Exercise material:

▶

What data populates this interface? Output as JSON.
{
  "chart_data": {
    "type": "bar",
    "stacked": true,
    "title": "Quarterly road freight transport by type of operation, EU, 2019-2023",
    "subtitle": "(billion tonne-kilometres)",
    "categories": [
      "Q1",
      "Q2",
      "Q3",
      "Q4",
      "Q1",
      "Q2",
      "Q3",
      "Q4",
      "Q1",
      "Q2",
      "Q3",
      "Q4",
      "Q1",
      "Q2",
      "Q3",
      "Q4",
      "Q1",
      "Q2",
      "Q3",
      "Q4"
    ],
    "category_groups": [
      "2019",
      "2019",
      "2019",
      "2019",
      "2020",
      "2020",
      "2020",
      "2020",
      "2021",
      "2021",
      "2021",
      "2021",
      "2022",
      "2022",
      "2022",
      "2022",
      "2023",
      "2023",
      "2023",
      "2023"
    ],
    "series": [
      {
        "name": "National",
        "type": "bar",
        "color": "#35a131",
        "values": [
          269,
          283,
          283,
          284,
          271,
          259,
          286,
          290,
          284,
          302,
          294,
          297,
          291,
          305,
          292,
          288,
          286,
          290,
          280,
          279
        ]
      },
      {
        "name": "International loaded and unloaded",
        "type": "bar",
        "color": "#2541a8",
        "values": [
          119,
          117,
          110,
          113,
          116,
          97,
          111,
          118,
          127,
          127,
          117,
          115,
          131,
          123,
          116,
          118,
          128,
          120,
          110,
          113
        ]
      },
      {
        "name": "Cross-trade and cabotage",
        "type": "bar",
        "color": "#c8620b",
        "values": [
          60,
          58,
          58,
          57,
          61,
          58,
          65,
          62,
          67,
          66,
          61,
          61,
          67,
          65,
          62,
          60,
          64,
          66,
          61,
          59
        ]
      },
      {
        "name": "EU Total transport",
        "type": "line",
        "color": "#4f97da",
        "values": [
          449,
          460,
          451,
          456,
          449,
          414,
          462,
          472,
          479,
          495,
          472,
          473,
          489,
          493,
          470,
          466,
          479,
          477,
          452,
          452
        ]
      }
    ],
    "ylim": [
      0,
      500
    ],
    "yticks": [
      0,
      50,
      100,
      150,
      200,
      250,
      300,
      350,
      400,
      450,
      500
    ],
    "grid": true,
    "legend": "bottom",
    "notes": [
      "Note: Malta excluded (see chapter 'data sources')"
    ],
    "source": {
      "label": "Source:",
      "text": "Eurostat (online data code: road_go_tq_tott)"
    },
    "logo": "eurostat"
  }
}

◀

What you have to do: Select every line where the word "transport" occurs.

Exercise output:
    "title": "Quarterly road freight transport by type of operation, EU, 2019-2023",
        "name": "EU Total transport",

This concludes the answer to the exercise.